(Items from a dataset)
+++
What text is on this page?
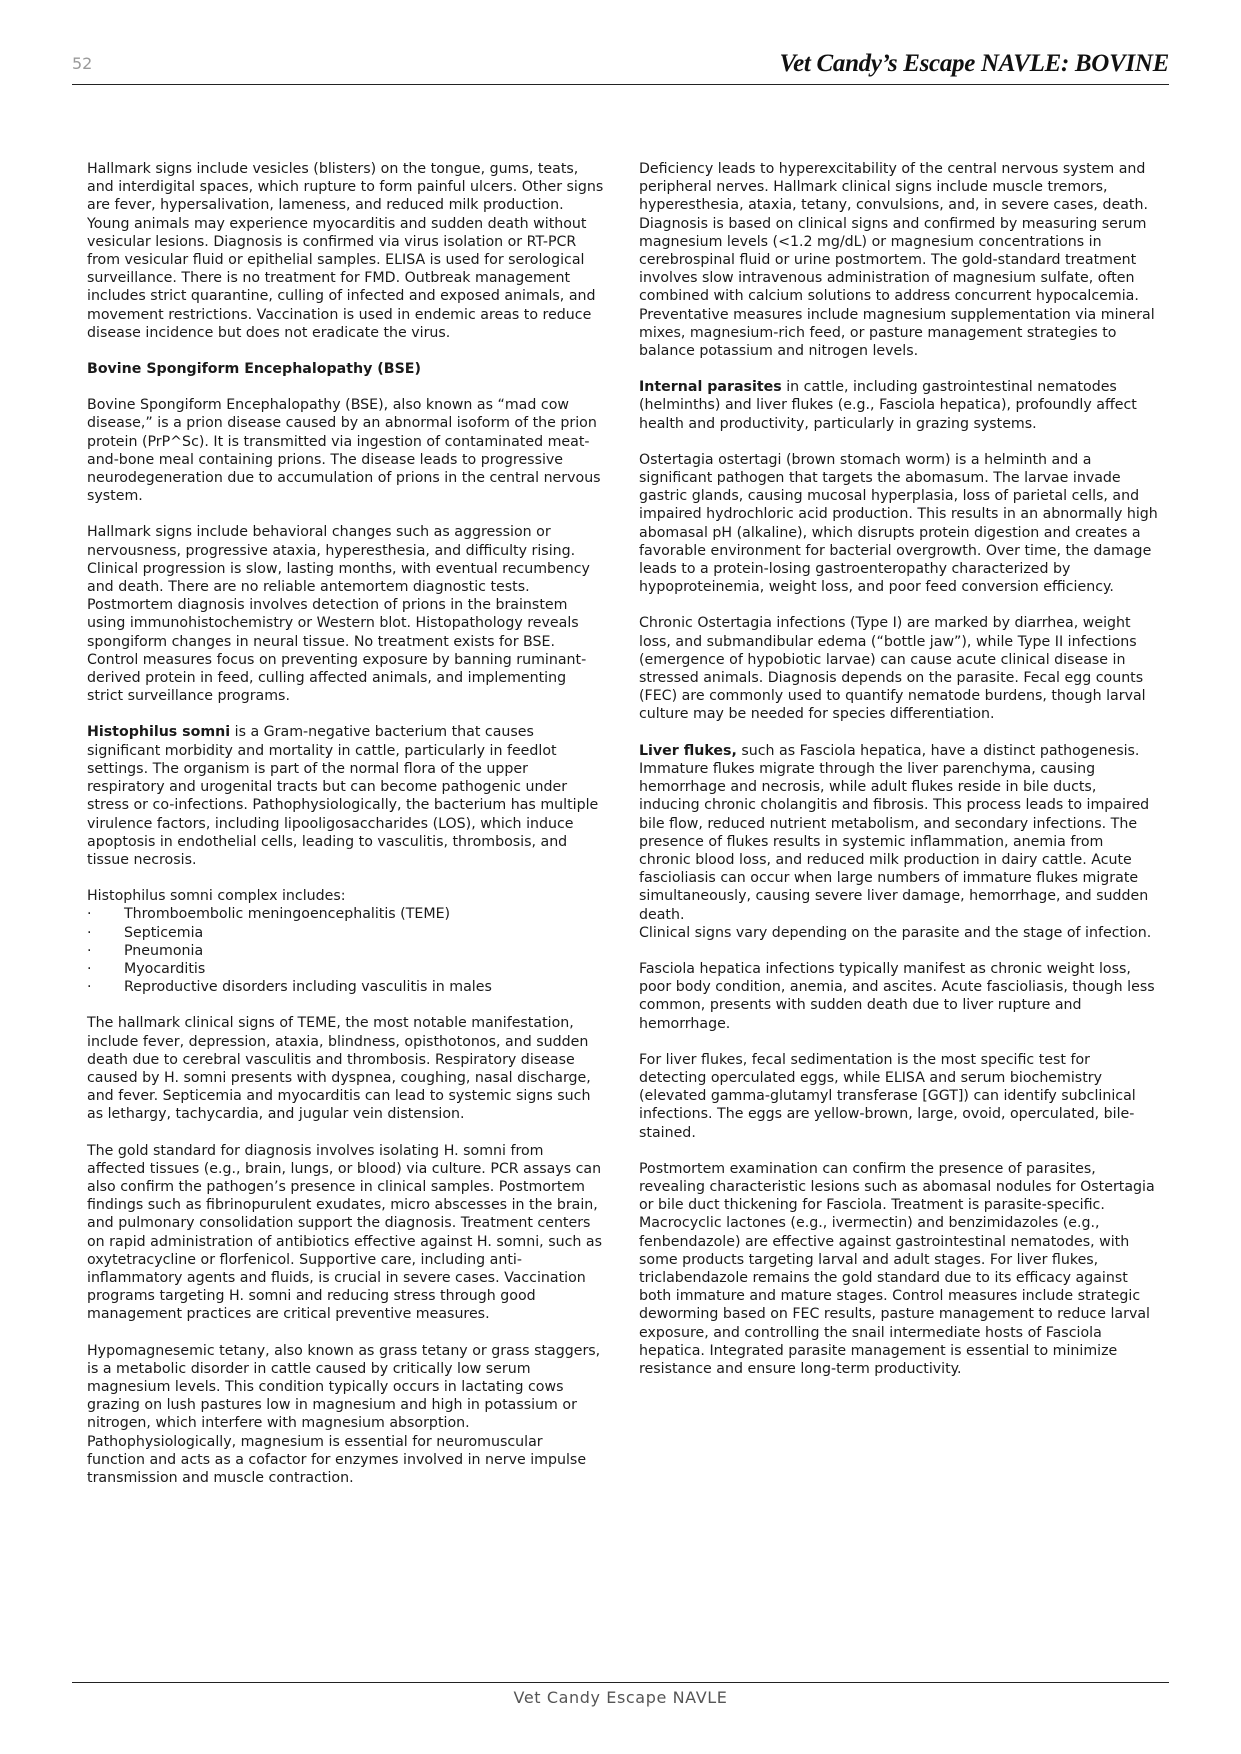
52	Vet Candy’s Escape NAVLE: BOVINE

Hallmark signs include vesicles (blisters) on the tongue, gums, teats, and interdigital spaces, which rupture to form painful ulcers. Other signs are fever, hypersalivation, lameness, and reduced milk production. Young animals may experience myocarditis and sudden death without vesicular lesions. Diagnosis is confirmed via virus isolation or RT-PCR from vesicular fluid or epithelial samples. ELISA is used for serological surveillance. There is no treatment for FMD. Outbreak management includes strict quarantine, culling of infected and exposed animals, and movement restrictions. Vaccination is used in endemic areas to reduce disease incidence but does not eradicate the virus.

Bovine Spongiform Encephalopathy (BSE)

Bovine Spongiform Encephalopathy (BSE), also known as “mad cow disease,” is a prion disease caused by an abnormal isoform of the prion protein (PrP^Sc). It is transmitted via ingestion of contaminated meat-and-bone meal containing prions. The disease leads to progressive neurodegeneration due to accumulation of prions in the central nervous system.

Hallmark signs include behavioral changes such as aggression or nervousness, progressive ataxia, hyperesthesia, and difficulty rising. Clinical progression is slow, lasting months, with eventual recumbency and death. There are no reliable antemortem diagnostic tests.

Postmortem diagnosis involves detection of prions in the brainstem using immunohistochemistry or Western blot. Histopathology reveals spongiform changes in neural tissue. No treatment exists for BSE. Control measures focus on preventing exposure by banning ruminant-derived protein in feed, culling affected animals, and implementing strict surveillance programs.

Histophilus somni is a Gram-negative bacterium that causes significant morbidity and mortality in cattle, particularly in feedlot settings. The organism is part of the normal flora of the upper respiratory and urogenital tracts but can become pathogenic under stress or co-infections. Pathophysiologically, the bacterium has multiple virulence factors, including lipooligosaccharides (LOS), which induce apoptosis in endothelial cells, leading to vasculitis, thrombosis, and tissue necrosis.

Histophilus somni complex includes:

· Thromboembolic meningoencephalitis (TEME)
· Septicemia
· Pneumonia
· Myocarditis
· Reproductive disorders including vasculitis in males

The hallmark clinical signs of TEME, the most notable manifestation, include fever, depression, ataxia, blindness, opisthotonos, and sudden death due to cerebral vasculitis and thrombosis. Respiratory disease caused by H. somni presents with dyspnea, coughing, nasal discharge, and fever. Septicemia and myocarditis can lead to systemic signs such as lethargy, tachycardia, and jugular vein distension.

The gold standard for diagnosis involves isolating H. somni from affected tissues (e.g., brain, lungs, or blood) via culture. PCR assays can also confirm the pathogen’s presence in clinical samples. Postmortem findings such as fibrinopurulent exudates, micro abscesses in the brain, and pulmonary consolidation support the diagnosis. Treatment centers on rapid administration of antibiotics effective against H. somni, such as oxytetracycline or florfenicol. Supportive care, including anti-inflammatory agents and fluids, is crucial in severe cases. Vaccination programs targeting H. somni and reducing stress through good management practices are critical preventive measures.

Hypomagnesemic tetany, also known as grass tetany or grass staggers, is a metabolic disorder in cattle caused by critically low serum magnesium levels. This condition typically occurs in lactating cows grazing on lush pastures low in magnesium and high in potassium or nitrogen, which interfere with magnesium absorption. Pathophysiologically, magnesium is essential for neuromuscular function and acts as a cofactor for enzymes involved in nerve impulse transmission and muscle contraction.

Deficiency leads to hyperexcitability of the central nervous system and peripheral nerves. Hallmark clinical signs include muscle tremors, hyperesthesia, ataxia, tetany, convulsions, and, in severe cases, death. Diagnosis is based on clinical signs and confirmed by measuring serum magnesium levels (<1.2 mg/dL) or magnesium concentrations in cerebrospinal fluid or urine postmortem. The gold-standard treatment involves slow intravenous administration of magnesium sulfate, often combined with calcium solutions to address concurrent hypocalcemia. Preventative measures include magnesium supplementation via mineral mixes, magnesium-rich feed, or pasture management strategies to balance potassium and nitrogen levels.

Internal parasites in cattle, including gastrointestinal nematodes (helminths) and liver flukes (e.g., Fasciola hepatica), profoundly affect health and productivity, particularly in grazing systems.

Ostertagia ostertagi (brown stomach worm) is a helminth and a significant pathogen that targets the abomasum. The larvae invade gastric glands, causing mucosal hyperplasia, loss of parietal cells, and impaired hydrochloric acid production. This results in an abnormally high abomasal pH (alkaline), which disrupts protein digestion and creates a favorable environment for bacterial overgrowth. Over time, the damage leads to a protein-losing gastroenteropathy characterized by hypoproteinemia, weight loss, and poor feed conversion efficiency.

Chronic Ostertagia infections (Type I) are marked by diarrhea, weight loss, and submandibular edema (“bottle jaw”), while Type II infections (emergence of hypobiotic larvae) can cause acute clinical disease in stressed animals. Diagnosis depends on the parasite. Fecal egg counts (FEC) are commonly used to quantify nematode burdens, though larval culture may be needed for species differentiation.

Liver flukes, such as Fasciola hepatica, have a distinct pathogenesis. Immature flukes migrate through the liver parenchyma, causing hemorrhage and necrosis, while adult flukes reside in bile ducts, inducing chronic cholangitis and fibrosis. This process leads to impaired bile flow, reduced nutrient metabolism, and secondary infections. The presence of flukes results in systemic inflammation, anemia from chronic blood loss, and reduced milk production in dairy cattle. Acute fascioliasis can occur when large numbers of immature flukes migrate simultaneously, causing severe liver damage, hemorrhage, and sudden death.

Clinical signs vary depending on the parasite and the stage of infection.

Fasciola hepatica infections typically manifest as chronic weight loss, poor body condition, anemia, and ascites. Acute fascioliasis, though less common, presents with sudden death due to liver rupture and hemorrhage.

For liver flukes, fecal sedimentation is the most specific test for detecting operculated eggs, while ELISA and serum biochemistry (elevated gamma-glutamyl transferase [GGT]) can identify subclinical infections. The eggs are yellow-brown, large, ovoid, operculated, bile-stained.

Postmortem examination can confirm the presence of parasites, revealing characteristic lesions such as abomasal nodules for Ostertagia or bile duct thickening for Fasciola. Treatment is parasite-specific. Macrocyclic lactones (e.g., ivermectin) and benzimidazoles (e.g., fenbendazole) are effective against gastrointestinal nematodes, with some products targeting larval and adult stages. For liver flukes, triclabendazole remains the gold standard due to its efficacy against both immature and mature stages. Control measures include strategic deworming based on FEC results, pasture management to reduce larval exposure, and controlling the snail intermediate hosts of Fasciola hepatica. Integrated parasite management is essential to minimize resistance and ensure long-term productivity.

Vet Candy Escape NAVLE
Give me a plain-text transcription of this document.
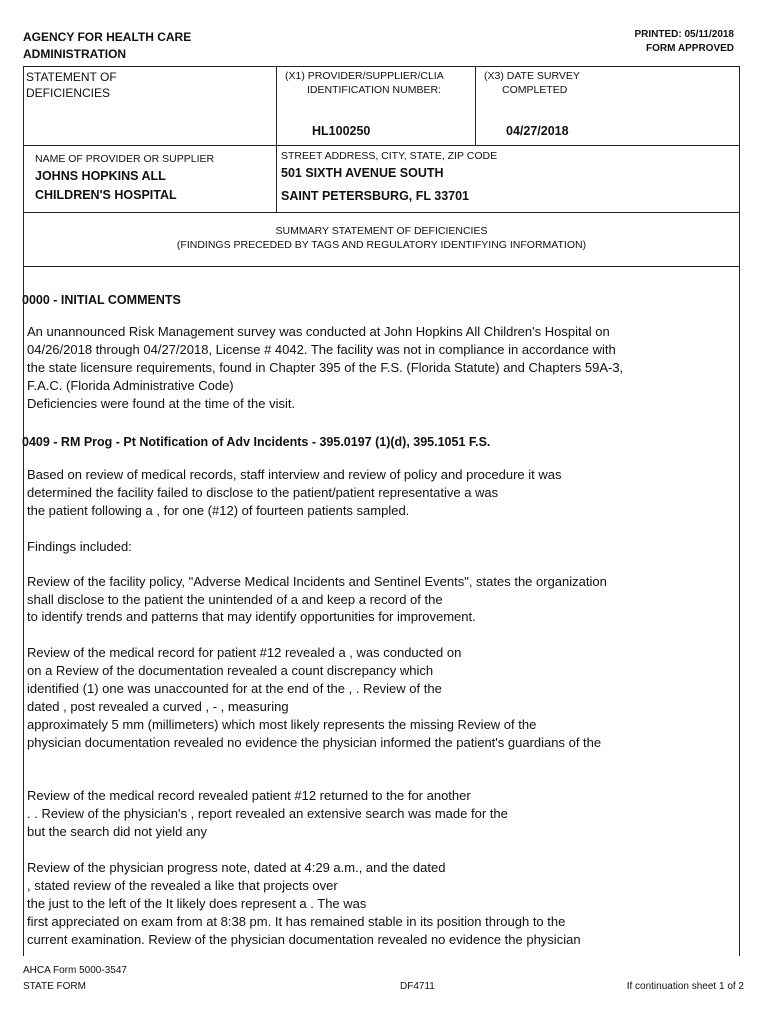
AGENCY FOR HEALTH CARE
ADMINISTRATION
PRINTED: 05/11/2018
FORM APPROVED
STATEMENT OF
DEFICIENCIES
(X1) PROVIDER/SUPPLIER/CLIA
IDENTIFICATION NUMBER:
HL100250
(X3) DATE SURVEY
COMPLETED
04/27/2018
NAME OF PROVIDER OR SUPPLIER
JOHNS HOPKINS ALL
CHILDREN'S HOSPITAL
STREET ADDRESS, CITY, STATE, ZIP CODE
501 SIXTH AVENUE SOUTH
SAINT PETERSBURG, FL 33701
SUMMARY STATEMENT OF DEFICIENCIES
(FINDINGS PRECEDED BY TAGS AND REGULATORY IDENTIFYING INFORMATION)
0000 - INITIAL COMMENTS
An unannounced Risk Management survey was conducted at John Hopkins All Children's Hospital on
04/26/2018 through 04/27/2018, License # 4042. The facility was not in compliance in accordance with
the state licensure requirements, found in Chapter 395 of the F.S. (Florida Statute) and Chapters 59A-3,
F.A.C. (Florida Administrative Code)
Deficiencies were found at the time of the visit.
0409 - RM Prog - Pt Notification of Adv Incidents - 395.0197 (1)(d), 395.1051 F.S.
Based on review of medical records, staff interview and review of policy and procedure it was
determined the facility failed to disclose to the patient/patient representative a was
the patient following a , for one (#12) of fourteen patients sampled.
Findings included:
Review of the facility policy, "Adverse Medical Incidents and Sentinel Events", states the organization
shall disclose to the patient the unintended of a and keep a record of the
to identify trends and patterns that may identify opportunities for improvement.
Review of the medical record for patient #12 revealed a , was conducted on
on a Review of the documentation revealed a count discrepancy which
identified (1) one was unaccounted for at the end of the , . Review of the
dated , post revealed a curved , - , measuring
approximately 5 mm (millimeters) which most likely represents the missing Review of the
physician documentation revealed no evidence the physician informed the patient's guardians of the
Review of the medical record revealed patient #12 returned to the for another
. . Review of the physician's , report revealed an extensive search was made for the
but the search did not yield any
Review of the physician progress note, dated at 4:29 a.m., and the dated
, stated review of the revealed a like that projects over
the just to the left of the It likely does represent a . The was
first appreciated on exam from at 8:38 pm. It has remained stable in its position through to the
current examination. Review of the physician documentation revealed no evidence the physician
AHCA Form 5000-3547
STATE FORM	DF4711	If continuation sheet 1 of 2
+++
Count the lines above holding "Septicemia". Give only the number.

2